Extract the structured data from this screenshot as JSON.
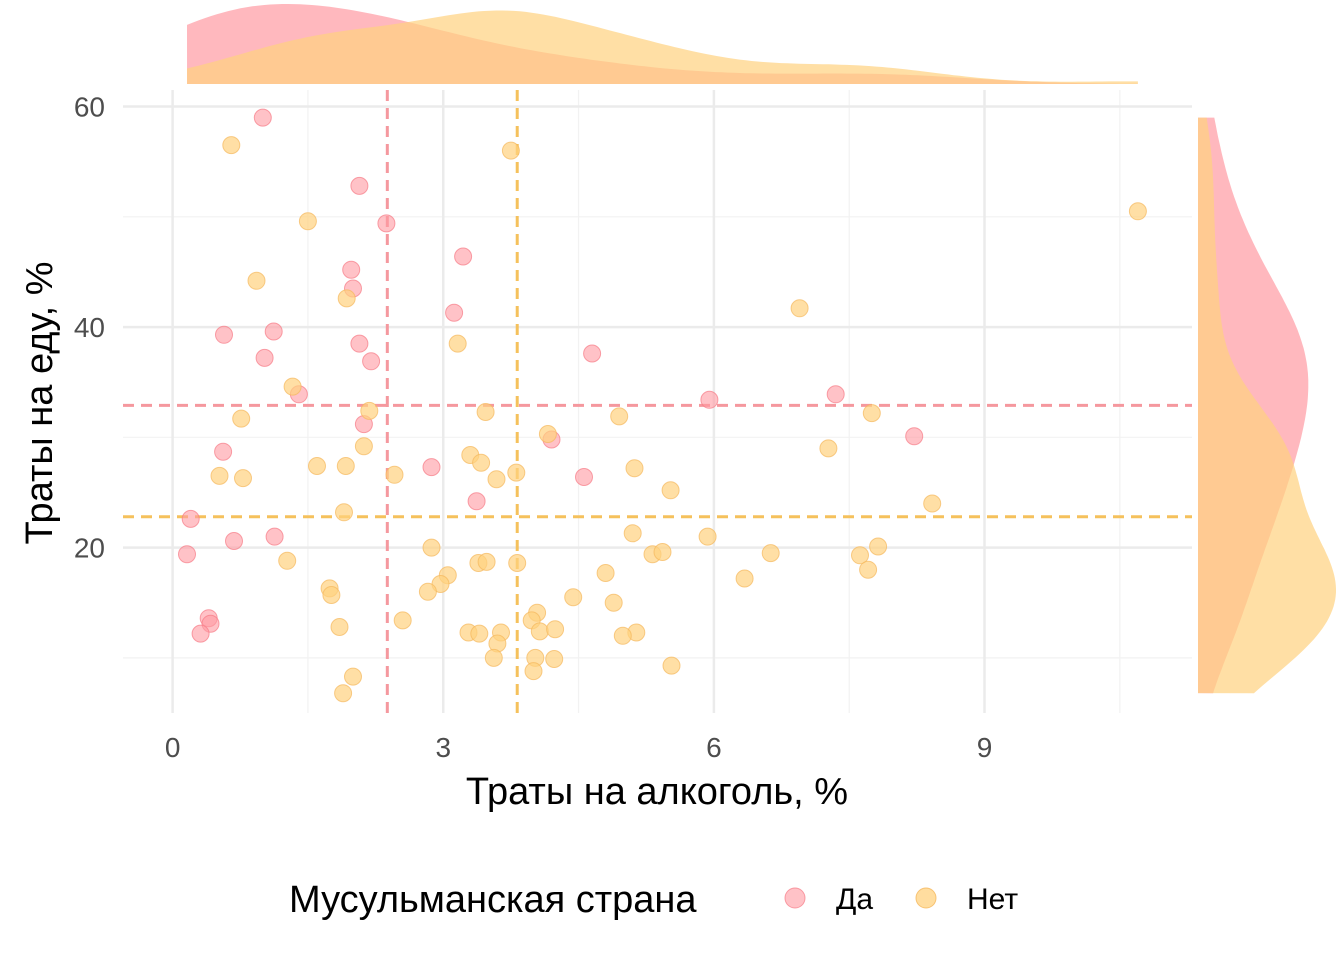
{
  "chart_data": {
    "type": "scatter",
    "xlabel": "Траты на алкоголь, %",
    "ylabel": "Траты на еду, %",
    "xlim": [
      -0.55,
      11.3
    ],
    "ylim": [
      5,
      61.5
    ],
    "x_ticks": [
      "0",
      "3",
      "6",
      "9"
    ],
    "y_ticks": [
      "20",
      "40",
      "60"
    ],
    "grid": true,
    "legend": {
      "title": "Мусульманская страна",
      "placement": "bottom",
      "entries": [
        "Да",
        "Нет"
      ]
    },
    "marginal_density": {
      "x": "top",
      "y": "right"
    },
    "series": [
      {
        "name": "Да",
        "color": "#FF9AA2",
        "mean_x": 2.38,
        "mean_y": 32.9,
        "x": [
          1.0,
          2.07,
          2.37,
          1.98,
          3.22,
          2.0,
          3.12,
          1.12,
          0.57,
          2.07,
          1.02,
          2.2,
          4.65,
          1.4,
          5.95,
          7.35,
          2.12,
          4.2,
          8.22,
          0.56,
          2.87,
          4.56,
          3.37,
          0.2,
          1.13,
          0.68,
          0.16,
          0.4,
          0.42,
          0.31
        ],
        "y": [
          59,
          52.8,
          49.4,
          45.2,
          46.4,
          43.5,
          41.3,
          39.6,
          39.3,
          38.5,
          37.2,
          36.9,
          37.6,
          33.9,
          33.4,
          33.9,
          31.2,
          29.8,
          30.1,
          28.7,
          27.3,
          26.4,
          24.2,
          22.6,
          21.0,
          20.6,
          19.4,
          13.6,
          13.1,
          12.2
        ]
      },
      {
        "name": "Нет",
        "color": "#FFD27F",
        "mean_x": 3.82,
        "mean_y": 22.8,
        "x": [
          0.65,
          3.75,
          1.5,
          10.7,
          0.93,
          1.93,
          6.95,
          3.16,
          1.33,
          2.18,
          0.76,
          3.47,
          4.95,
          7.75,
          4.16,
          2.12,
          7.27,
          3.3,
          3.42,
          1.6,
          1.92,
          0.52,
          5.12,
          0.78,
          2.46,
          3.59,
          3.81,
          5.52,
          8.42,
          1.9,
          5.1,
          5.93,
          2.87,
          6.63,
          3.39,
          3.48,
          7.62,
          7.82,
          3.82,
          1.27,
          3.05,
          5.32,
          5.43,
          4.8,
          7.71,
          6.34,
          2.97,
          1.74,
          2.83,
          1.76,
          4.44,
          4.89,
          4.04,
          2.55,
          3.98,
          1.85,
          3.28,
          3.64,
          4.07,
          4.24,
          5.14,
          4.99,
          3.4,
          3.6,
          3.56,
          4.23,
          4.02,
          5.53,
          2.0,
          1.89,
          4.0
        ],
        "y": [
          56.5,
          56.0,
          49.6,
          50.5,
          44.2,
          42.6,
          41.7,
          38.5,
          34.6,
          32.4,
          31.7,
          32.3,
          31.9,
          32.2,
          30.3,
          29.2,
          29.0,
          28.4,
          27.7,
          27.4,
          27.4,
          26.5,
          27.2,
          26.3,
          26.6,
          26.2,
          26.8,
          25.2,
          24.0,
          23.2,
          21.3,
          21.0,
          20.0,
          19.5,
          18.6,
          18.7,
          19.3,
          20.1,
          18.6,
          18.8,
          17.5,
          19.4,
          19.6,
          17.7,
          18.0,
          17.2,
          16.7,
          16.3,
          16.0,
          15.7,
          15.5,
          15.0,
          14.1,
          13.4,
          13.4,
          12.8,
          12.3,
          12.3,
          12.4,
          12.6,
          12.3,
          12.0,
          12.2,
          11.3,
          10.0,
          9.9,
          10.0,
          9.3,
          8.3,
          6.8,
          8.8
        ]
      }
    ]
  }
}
•••••
Required work: Isolate the lines above that contain the word "Траты" and copy them.

Task response:
    "xlabel": "Траты на алкоголь, %",
    "ylabel": "Траты на еду, %",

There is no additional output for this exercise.